REQUIRED WORK: Each line of the material must be returned exactly.
* BEGIN EXCERPTED DATA *
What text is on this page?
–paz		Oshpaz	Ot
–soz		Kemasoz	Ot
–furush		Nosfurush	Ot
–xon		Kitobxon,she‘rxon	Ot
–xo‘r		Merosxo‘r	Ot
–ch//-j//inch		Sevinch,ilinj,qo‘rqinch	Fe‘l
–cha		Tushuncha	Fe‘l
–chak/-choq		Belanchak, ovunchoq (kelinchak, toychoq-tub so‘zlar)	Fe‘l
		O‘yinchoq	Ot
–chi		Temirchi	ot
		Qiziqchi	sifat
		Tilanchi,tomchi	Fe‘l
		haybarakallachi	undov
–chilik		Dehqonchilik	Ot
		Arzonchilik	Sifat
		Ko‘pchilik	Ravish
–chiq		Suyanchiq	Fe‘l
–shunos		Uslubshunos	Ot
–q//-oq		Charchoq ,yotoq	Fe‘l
* END EXCERPTED DATA *
RESPONSE:
What text is on this page?
–paz		Oshpaz	Ot
–soz		Kemasoz	Ot
–furush		Nosfurush	Ot
–xon		Kitobxon,she‘rxon	Ot
–xo‘r		Merosxo‘r	Ot
–ch//-j//inch		Sevinch,ilinj,qo‘rqinch	Fe‘l
–cha		Tushuncha	Fe‘l
–chak/-choq		Belanchak, ovunchoq (kelinchak, toychoq-tub so‘zlar)	Fe‘l
		O‘yinchoq	Ot
–chi		Temirchi	ot
		Qiziqchi	sifat
		Tilanchi,tomchi	Fe‘l
		haybarakallachi	undov
–chilik		Dehqonchilik	Ot
		Arzonchilik	Sifat
		Ko‘pchilik	Ravish
–chiq		Suyanchiq	Fe‘l
–shunos		Uslubshunos	Ot
–q//-oq		Charchoq ,yotoq	Fe‘l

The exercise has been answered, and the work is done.